Description of the task:
Using the listing below, please gather every line containing the word "legend".

Rows:

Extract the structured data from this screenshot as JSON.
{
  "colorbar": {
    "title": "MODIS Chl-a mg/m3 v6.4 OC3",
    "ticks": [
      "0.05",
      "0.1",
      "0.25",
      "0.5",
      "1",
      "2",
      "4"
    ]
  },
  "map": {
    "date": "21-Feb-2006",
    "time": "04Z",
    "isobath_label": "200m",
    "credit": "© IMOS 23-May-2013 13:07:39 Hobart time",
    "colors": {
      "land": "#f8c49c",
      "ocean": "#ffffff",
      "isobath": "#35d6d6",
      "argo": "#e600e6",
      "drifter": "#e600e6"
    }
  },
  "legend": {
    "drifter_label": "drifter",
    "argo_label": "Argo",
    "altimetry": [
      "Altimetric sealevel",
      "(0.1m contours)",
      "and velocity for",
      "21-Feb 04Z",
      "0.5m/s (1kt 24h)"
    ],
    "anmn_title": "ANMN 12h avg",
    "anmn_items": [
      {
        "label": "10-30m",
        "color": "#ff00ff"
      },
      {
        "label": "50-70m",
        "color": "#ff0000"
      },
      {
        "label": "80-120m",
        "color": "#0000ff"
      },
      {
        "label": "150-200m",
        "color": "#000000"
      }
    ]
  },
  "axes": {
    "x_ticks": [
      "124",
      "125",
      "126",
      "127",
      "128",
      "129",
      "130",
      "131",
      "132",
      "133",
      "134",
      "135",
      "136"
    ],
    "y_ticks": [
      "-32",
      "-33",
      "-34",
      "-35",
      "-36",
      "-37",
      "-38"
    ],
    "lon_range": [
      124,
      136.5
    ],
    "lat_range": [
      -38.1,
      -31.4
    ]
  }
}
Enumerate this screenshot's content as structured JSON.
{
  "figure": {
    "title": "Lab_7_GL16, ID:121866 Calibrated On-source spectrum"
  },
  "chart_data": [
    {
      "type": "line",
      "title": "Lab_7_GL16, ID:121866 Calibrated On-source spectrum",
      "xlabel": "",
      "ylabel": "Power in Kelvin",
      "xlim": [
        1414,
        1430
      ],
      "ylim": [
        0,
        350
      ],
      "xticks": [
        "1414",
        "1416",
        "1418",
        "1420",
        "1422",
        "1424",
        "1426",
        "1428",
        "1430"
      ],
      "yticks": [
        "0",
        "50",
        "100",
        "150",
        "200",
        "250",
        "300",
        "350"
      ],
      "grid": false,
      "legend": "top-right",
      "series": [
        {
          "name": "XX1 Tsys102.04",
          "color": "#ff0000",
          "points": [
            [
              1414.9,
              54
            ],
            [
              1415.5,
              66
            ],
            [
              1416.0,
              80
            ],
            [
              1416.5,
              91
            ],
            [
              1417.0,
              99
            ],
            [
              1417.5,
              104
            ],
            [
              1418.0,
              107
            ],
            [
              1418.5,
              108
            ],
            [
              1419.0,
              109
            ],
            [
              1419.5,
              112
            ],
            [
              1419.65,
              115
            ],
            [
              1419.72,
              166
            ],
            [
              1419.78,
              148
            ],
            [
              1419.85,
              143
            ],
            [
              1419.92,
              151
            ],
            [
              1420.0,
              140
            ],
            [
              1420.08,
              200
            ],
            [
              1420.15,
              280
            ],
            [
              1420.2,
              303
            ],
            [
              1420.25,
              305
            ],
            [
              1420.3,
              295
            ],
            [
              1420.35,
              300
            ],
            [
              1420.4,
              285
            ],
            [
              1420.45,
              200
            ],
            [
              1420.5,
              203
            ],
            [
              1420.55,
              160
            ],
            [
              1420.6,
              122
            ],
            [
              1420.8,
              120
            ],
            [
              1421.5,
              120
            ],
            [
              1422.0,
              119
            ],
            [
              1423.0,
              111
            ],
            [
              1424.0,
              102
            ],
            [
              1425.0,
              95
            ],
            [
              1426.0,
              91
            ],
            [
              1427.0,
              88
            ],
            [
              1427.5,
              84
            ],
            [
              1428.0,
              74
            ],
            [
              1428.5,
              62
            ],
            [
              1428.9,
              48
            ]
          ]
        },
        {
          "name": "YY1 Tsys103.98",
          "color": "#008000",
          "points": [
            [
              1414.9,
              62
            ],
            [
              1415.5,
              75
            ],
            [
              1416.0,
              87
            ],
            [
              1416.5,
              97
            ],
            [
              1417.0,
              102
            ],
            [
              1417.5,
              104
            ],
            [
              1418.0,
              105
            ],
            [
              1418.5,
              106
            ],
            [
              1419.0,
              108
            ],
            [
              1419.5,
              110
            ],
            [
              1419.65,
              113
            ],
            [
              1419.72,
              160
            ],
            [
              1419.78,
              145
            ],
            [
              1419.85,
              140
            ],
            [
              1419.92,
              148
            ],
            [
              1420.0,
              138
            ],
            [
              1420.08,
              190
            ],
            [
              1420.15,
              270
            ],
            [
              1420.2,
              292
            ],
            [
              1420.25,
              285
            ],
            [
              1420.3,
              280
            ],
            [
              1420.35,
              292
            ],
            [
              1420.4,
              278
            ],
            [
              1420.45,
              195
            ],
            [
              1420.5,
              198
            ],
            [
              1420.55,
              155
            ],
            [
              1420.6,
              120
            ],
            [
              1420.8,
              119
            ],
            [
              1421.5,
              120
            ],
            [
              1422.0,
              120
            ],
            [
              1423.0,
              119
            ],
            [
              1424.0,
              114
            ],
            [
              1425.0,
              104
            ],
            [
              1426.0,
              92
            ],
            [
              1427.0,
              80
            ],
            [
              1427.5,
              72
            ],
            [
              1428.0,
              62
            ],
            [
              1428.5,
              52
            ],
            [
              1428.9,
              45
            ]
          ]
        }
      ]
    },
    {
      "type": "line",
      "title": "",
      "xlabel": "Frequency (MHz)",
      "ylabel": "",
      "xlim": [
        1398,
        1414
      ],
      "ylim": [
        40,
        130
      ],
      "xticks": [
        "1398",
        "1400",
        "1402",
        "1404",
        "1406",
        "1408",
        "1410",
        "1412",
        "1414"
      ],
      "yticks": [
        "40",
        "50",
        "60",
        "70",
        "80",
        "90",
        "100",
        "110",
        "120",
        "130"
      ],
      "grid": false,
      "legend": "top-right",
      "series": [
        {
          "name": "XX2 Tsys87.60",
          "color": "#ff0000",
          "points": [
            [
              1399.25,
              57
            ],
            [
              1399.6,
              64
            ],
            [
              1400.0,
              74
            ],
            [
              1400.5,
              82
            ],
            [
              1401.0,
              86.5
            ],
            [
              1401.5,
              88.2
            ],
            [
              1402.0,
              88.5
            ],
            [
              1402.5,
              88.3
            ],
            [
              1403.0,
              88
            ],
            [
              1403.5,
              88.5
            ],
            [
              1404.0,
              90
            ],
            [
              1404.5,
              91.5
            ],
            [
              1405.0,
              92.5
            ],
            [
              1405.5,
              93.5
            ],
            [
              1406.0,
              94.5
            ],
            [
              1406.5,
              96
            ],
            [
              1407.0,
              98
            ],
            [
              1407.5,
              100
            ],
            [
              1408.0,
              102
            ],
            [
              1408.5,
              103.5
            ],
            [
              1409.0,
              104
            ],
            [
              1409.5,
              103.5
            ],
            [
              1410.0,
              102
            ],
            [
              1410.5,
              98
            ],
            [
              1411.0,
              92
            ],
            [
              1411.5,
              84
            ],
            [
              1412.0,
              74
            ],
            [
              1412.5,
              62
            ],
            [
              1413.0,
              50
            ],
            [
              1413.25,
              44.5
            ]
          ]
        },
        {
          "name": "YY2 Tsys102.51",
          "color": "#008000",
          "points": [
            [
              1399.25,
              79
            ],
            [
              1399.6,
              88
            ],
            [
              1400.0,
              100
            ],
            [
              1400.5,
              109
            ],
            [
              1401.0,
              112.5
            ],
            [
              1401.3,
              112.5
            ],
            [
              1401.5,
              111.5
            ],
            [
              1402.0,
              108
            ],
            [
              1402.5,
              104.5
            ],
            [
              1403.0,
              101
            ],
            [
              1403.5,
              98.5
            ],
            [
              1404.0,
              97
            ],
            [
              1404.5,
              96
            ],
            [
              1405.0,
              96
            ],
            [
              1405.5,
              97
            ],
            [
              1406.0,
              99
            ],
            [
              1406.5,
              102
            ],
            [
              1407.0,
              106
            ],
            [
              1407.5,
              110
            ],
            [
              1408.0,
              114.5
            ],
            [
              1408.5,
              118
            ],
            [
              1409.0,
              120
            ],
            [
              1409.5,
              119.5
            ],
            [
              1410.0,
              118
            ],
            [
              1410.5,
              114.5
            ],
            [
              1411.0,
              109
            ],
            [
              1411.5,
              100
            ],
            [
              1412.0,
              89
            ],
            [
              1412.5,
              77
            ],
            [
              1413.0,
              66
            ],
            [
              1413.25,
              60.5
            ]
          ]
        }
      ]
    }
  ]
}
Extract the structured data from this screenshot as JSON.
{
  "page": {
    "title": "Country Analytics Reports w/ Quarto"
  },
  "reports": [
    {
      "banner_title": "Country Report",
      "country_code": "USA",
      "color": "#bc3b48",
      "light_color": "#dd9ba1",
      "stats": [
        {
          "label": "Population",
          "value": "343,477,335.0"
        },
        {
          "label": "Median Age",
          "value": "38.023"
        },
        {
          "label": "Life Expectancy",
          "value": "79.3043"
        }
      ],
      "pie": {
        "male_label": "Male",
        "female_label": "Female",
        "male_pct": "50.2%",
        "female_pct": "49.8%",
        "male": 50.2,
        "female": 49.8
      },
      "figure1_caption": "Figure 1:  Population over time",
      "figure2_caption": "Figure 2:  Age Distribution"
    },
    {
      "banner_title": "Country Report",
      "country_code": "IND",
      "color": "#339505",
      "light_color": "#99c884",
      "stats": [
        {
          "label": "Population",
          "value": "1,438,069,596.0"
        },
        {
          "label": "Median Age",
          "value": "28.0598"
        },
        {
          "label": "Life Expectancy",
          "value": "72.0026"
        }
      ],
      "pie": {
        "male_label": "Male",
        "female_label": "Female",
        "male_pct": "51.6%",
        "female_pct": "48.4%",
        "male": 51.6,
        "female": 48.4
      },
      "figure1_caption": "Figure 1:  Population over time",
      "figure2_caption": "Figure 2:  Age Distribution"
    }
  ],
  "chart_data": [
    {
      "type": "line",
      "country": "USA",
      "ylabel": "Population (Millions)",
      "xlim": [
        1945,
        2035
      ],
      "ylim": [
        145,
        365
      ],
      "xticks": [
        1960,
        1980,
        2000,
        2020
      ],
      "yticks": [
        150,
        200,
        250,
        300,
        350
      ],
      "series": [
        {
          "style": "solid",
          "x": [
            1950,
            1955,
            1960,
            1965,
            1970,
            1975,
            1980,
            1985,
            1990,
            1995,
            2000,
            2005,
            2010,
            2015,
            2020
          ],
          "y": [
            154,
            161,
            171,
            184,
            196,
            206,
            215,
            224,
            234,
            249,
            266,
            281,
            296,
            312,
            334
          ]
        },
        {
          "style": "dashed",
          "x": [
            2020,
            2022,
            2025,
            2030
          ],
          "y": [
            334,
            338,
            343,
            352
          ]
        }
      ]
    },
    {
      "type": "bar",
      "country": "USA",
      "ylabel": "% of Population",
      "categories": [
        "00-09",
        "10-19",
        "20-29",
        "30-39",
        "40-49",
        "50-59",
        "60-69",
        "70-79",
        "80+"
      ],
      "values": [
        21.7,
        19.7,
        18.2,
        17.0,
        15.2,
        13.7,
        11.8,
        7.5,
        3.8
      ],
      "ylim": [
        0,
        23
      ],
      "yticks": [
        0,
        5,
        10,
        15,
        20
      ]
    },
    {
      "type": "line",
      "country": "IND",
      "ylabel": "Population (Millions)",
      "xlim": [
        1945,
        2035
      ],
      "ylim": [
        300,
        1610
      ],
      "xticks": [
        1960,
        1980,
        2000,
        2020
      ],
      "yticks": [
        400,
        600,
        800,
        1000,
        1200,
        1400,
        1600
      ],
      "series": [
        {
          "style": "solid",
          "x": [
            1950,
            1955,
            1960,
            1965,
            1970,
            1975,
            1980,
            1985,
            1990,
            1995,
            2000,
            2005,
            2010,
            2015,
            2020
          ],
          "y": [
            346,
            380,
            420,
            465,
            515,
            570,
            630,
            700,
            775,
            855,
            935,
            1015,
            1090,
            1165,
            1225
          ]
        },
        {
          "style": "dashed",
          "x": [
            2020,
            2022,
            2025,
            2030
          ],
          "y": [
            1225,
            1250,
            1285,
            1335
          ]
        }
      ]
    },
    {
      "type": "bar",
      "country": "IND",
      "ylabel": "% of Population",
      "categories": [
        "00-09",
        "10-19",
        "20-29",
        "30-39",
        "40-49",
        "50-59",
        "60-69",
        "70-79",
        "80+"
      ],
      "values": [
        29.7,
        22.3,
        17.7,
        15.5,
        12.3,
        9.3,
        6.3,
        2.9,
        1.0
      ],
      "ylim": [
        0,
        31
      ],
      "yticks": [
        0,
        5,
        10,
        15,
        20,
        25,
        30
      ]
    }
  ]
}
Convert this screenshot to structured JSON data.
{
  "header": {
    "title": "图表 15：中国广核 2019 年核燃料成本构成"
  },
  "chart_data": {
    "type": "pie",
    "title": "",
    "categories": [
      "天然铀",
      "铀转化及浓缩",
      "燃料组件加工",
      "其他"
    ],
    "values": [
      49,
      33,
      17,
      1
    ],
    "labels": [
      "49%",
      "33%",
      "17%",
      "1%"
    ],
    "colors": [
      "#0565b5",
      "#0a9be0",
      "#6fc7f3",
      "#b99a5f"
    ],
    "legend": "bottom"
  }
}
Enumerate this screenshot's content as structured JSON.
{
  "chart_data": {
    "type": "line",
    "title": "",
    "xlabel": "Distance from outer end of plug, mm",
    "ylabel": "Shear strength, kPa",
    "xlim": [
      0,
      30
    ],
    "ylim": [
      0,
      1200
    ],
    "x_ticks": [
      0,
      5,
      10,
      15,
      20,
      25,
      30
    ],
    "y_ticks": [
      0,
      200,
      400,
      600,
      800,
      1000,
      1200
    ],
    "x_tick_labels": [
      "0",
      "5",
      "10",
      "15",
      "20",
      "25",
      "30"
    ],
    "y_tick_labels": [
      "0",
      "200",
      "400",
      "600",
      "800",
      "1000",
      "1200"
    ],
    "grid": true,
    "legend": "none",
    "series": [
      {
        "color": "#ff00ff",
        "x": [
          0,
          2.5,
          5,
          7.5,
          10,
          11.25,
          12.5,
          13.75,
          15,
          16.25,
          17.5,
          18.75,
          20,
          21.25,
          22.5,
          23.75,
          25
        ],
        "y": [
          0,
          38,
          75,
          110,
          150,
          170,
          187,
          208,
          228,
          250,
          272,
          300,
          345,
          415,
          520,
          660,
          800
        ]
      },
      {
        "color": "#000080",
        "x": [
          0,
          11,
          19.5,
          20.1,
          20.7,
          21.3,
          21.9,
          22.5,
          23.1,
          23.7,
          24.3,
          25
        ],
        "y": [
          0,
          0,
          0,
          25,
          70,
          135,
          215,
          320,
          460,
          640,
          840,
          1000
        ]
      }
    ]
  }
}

Solution to the exercise:
  "legend": {
      "legend": "top-right",
      "legend": "top-right",
    "legend": "bottom"
    "legend": "none",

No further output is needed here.